_Records shown_
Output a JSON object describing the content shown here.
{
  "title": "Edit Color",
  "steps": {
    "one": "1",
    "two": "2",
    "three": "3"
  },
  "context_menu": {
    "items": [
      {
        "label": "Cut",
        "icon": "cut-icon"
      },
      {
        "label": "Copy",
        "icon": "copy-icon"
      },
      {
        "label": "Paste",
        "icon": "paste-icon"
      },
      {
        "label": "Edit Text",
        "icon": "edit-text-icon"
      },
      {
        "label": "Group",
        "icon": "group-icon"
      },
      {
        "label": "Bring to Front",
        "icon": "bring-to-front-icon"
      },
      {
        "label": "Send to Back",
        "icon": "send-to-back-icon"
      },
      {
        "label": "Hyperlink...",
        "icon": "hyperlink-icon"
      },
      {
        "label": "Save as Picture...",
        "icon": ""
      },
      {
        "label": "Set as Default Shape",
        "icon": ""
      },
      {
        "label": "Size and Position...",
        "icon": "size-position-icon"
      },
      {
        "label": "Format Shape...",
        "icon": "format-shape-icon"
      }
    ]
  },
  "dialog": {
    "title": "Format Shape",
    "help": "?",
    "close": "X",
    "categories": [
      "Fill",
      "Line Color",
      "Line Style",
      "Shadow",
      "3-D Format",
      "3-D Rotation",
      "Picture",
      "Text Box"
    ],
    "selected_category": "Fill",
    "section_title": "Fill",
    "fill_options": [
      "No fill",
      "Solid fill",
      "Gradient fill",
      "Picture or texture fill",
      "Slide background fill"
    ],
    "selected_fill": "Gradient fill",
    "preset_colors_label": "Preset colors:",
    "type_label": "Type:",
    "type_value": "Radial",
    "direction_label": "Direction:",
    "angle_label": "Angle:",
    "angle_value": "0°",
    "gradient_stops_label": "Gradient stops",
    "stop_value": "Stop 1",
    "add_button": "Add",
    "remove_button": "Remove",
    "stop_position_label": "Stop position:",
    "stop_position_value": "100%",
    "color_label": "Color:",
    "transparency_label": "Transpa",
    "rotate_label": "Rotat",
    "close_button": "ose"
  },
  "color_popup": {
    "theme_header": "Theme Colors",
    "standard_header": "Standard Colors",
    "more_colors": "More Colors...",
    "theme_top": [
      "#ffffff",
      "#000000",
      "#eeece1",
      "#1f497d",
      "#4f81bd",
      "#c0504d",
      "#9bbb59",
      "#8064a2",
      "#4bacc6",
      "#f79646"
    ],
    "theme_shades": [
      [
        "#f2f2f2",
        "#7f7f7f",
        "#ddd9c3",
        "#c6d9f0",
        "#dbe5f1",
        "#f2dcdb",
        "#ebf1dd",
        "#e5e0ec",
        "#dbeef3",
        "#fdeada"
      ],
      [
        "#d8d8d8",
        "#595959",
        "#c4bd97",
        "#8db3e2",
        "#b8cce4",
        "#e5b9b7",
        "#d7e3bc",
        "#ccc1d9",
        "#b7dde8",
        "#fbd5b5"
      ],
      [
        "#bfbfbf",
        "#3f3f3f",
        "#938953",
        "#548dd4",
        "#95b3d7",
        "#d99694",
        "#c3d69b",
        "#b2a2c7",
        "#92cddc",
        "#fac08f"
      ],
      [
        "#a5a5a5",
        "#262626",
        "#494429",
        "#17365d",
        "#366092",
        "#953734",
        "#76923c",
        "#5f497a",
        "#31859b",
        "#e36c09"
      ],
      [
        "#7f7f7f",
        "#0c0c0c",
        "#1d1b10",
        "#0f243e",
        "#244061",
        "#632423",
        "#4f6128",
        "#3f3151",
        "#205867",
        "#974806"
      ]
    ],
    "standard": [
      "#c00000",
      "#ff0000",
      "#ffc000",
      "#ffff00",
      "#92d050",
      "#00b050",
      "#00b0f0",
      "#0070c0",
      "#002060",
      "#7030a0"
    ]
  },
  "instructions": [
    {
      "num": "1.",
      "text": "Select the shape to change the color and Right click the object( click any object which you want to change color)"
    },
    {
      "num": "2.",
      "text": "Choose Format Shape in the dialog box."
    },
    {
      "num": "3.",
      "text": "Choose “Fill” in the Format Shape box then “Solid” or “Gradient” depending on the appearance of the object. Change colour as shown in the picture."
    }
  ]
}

_Task prompt_
Tally up the lines with the word "object" in them, and answer with that number by itself.

_Solution to this problem_
3